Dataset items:
====
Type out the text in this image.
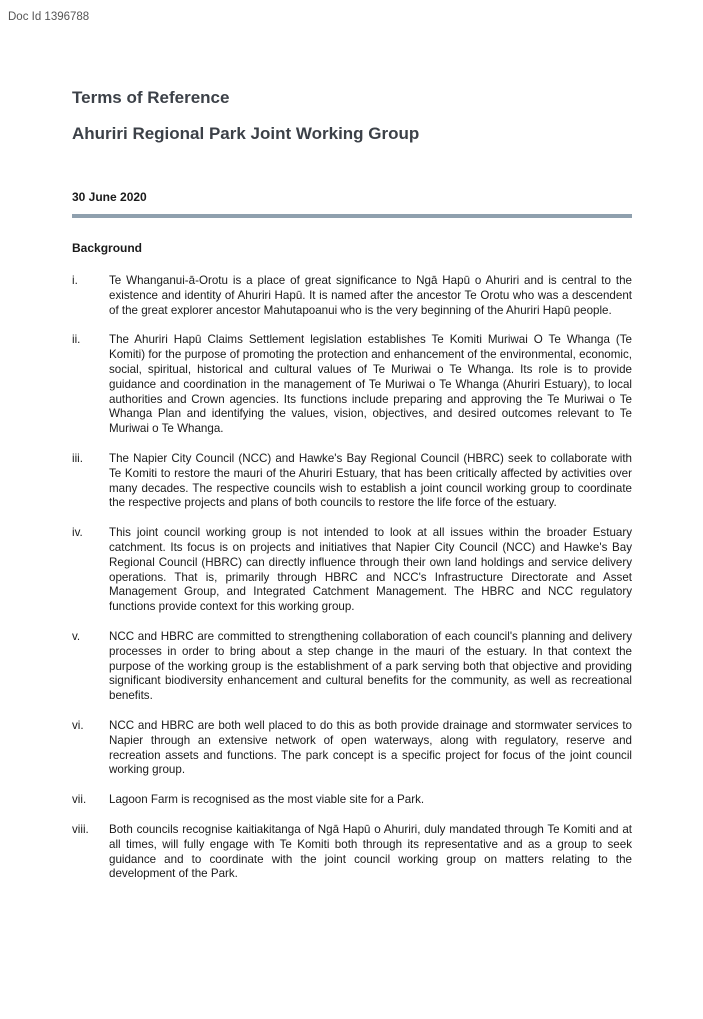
Doc Id 1396788
Terms of Reference
Ahuriri Regional Park Joint Working Group
30 June 2020
Background
i.	Te Whanganui-ā-Orotu is a place of great significance to Ngā Hapū o Ahuriri and is central to the existence and identity of Ahuriri Hapū. It is named after the ancestor Te Orotu who was a descendent of the great explorer ancestor Mahutapoanui who is the very beginning of the Ahuriri Hapū people.
ii.	The Ahuriri Hapū Claims Settlement legislation establishes Te Komiti Muriwai O Te Whanga (Te Komiti) for the purpose of promoting the protection and enhancement of the environmental, economic, social, spiritual, historical and cultural values of Te Muriwai o Te Whanga. Its role is to provide guidance and coordination in the management of Te Muriwai o Te Whanga (Ahuriri Estuary), to local authorities and Crown agencies. Its functions include preparing and approving the Te Muriwai o Te Whanga Plan and identifying the values, vision, objectives, and desired outcomes relevant to Te Muriwai o Te Whanga.
iii.	The Napier City Council (NCC) and Hawke's Bay Regional Council (HBRC) seek to collaborate with Te Komiti to restore the mauri of the Ahuriri Estuary, that has been critically affected by activities over many decades. The respective councils wish to establish a joint council working group to coordinate the respective projects and plans of both councils to restore the life force of the estuary.
iv.	This joint council working group is not intended to look at all issues within the broader Estuary catchment. Its focus is on projects and initiatives that Napier City Council (NCC) and Hawke's Bay Regional Council (HBRC) can directly influence through their own land holdings and service delivery operations. That is, primarily through HBRC and NCC's Infrastructure Directorate and Asset Management Group, and Integrated Catchment Management. The HBRC and NCC regulatory functions provide context for this working group.
v.	NCC and HBRC are committed to strengthening collaboration of each council's planning and delivery processes in order to bring about a step change in the mauri of the estuary. In that context the purpose of the working group is the establishment of a park serving both that objective and providing significant biodiversity enhancement and cultural benefits for the community, as well as recreational benefits.
vi.	NCC and HBRC are both well placed to do this as both provide drainage and stormwater services to Napier through an extensive network of open waterways, along with regulatory, reserve and recreation assets and functions. The park concept is a specific project for focus of the joint council working group.
vii.	Lagoon Farm is recognised as the most viable site for a Park.
viii.	Both councils recognise kaitiakitanga of Ngā Hapū o Ahuriri, duly mandated through Te Komiti and at all times, will fully engage with Te Komiti both through its representative and as a group to seek guidance and to coordinate with the joint council working group on matters relating to the development of the Park.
====
Task to complete: Every entry above should be duplicated exactly. Do not include the images.

Output:
Type out the text in this image.
Doc Id 1396788
Terms of Reference
Ahuriri Regional Park Joint Working Group
30 June 2020
Background
i.	Te Whanganui-ā-Orotu is a place of great significance to Ngā Hapū o Ahuriri and is central to the existence and identity of Ahuriri Hapū. It is named after the ancestor Te Orotu who was a descendent of the great explorer ancestor Mahutapoanui who is the very beginning of the Ahuriri Hapū people.
ii.	The Ahuriri Hapū Claims Settlement legislation establishes Te Komiti Muriwai O Te Whanga (Te Komiti) for the purpose of promoting the protection and enhancement of the environmental, economic, social, spiritual, historical and cultural values of Te Muriwai o Te Whanga. Its role is to provide guidance and coordination in the management of Te Muriwai o Te Whanga (Ahuriri Estuary), to local authorities and Crown agencies. Its functions include preparing and approving the Te Muriwai o Te Whanga Plan and identifying the values, vision, objectives, and desired outcomes relevant to Te Muriwai o Te Whanga.
iii.	The Napier City Council (NCC) and Hawke's Bay Regional Council (HBRC) seek to collaborate with Te Komiti to restore the mauri of the Ahuriri Estuary, that has been critically affected by activities over many decades. The respective councils wish to establish a joint council working group to coordinate the respective projects and plans of both councils to restore the life force of the estuary.
iv.	This joint council working group is not intended to look at all issues within the broader Estuary catchment. Its focus is on projects and initiatives that Napier City Council (NCC) and Hawke's Bay Regional Council (HBRC) can directly influence through their own land holdings and service delivery operations. That is, primarily through HBRC and NCC's Infrastructure Directorate and Asset Management Group, and Integrated Catchment Management. The HBRC and NCC regulatory functions provide context for this working group.
v.	NCC and HBRC are committed to strengthening collaboration of each council's planning and delivery processes in order to bring about a step change in the mauri of the estuary. In that context the purpose of the working group is the establishment of a park serving both that objective and providing significant biodiversity enhancement and cultural benefits for the community, as well as recreational benefits.
vi.	NCC and HBRC are both well placed to do this as both provide drainage and stormwater services to Napier through an extensive network of open waterways, along with regulatory, reserve and recreation assets and functions. The park concept is a specific project for focus of the joint council working group.
vii.	Lagoon Farm is recognised as the most viable site for a Park.
viii.	Both councils recognise kaitiakitanga of Ngā Hapū o Ahuriri, duly mandated through Te Komiti and at all times, will fully engage with Te Komiti both through its representative and as a group to seek guidance and to coordinate with the joint council working group on matters relating to the development of the Park.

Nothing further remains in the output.